** START **

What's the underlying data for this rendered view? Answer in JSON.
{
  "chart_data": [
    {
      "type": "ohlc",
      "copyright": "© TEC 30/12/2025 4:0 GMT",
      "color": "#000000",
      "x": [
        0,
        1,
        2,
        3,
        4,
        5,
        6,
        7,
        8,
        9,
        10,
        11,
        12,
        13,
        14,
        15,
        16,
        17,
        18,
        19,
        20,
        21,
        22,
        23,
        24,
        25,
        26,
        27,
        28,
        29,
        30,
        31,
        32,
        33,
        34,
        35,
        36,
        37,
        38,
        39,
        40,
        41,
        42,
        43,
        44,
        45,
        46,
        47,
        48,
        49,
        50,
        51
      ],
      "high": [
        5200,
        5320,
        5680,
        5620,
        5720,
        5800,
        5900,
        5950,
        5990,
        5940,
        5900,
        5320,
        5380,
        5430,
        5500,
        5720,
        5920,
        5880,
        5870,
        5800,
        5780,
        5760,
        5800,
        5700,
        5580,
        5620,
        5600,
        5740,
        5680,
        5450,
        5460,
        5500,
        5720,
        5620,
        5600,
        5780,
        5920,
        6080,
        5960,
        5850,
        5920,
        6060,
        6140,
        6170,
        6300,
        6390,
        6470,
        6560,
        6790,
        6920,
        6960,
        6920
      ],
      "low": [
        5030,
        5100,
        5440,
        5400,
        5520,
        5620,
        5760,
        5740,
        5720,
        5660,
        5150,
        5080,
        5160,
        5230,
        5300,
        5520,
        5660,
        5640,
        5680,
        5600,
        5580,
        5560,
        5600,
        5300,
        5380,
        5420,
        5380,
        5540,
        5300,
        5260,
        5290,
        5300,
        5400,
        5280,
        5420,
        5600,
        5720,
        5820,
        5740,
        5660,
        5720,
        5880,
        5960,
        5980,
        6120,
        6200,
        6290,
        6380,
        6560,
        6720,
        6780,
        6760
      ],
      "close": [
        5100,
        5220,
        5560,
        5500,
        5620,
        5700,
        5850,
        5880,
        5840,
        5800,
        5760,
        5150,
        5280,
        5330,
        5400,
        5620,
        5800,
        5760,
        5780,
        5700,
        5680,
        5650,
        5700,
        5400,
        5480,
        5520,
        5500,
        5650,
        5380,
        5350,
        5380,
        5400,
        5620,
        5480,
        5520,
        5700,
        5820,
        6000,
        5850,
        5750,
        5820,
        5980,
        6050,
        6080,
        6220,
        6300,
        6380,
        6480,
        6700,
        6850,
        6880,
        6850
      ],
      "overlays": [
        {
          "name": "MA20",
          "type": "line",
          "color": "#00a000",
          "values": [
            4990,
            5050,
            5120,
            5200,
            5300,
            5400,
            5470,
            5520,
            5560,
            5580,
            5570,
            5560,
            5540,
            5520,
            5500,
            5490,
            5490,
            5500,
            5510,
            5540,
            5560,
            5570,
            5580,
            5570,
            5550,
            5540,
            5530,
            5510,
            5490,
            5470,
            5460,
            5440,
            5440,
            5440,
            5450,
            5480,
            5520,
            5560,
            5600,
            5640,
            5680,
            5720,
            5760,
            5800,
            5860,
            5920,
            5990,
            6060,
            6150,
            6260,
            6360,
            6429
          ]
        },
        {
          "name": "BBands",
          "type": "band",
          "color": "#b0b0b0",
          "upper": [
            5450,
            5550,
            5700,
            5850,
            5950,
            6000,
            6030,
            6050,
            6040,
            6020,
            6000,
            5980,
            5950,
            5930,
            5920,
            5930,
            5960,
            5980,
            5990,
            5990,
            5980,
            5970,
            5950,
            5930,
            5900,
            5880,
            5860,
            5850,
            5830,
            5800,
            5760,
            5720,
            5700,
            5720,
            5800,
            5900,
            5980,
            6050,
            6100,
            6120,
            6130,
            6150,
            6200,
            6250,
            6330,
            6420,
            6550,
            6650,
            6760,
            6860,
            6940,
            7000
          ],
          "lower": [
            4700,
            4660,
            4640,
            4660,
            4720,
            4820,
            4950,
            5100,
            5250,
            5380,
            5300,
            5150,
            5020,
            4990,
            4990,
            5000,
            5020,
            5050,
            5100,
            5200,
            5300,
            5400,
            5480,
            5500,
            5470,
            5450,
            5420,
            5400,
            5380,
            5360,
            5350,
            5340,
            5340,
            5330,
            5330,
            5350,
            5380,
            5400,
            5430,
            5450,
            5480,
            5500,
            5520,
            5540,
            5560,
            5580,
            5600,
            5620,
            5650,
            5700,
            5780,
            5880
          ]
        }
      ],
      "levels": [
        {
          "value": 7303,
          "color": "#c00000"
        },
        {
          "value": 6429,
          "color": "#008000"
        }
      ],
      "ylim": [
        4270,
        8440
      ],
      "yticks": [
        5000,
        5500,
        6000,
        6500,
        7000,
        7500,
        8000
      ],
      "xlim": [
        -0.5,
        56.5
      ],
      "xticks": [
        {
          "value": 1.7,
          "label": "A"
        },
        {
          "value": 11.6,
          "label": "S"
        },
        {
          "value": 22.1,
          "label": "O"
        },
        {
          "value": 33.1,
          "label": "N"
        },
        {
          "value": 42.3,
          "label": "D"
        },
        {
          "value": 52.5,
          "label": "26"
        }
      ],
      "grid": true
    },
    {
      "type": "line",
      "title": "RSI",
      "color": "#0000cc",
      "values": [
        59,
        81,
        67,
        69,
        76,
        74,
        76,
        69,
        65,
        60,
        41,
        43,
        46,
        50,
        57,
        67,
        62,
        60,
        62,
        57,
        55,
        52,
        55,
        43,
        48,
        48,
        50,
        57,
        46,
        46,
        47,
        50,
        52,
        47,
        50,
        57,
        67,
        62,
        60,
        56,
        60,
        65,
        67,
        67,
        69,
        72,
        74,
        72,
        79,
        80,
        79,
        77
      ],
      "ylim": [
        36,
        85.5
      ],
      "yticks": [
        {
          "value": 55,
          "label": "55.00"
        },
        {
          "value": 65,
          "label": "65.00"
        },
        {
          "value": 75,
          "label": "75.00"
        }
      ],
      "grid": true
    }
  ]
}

** END **

**Task goal:** Each line that holds the word "type" should be extracted from the records.

**Correct output:**
      "type": "ohlc",
          "type": "line",
          "type": "band",
      "type": "line",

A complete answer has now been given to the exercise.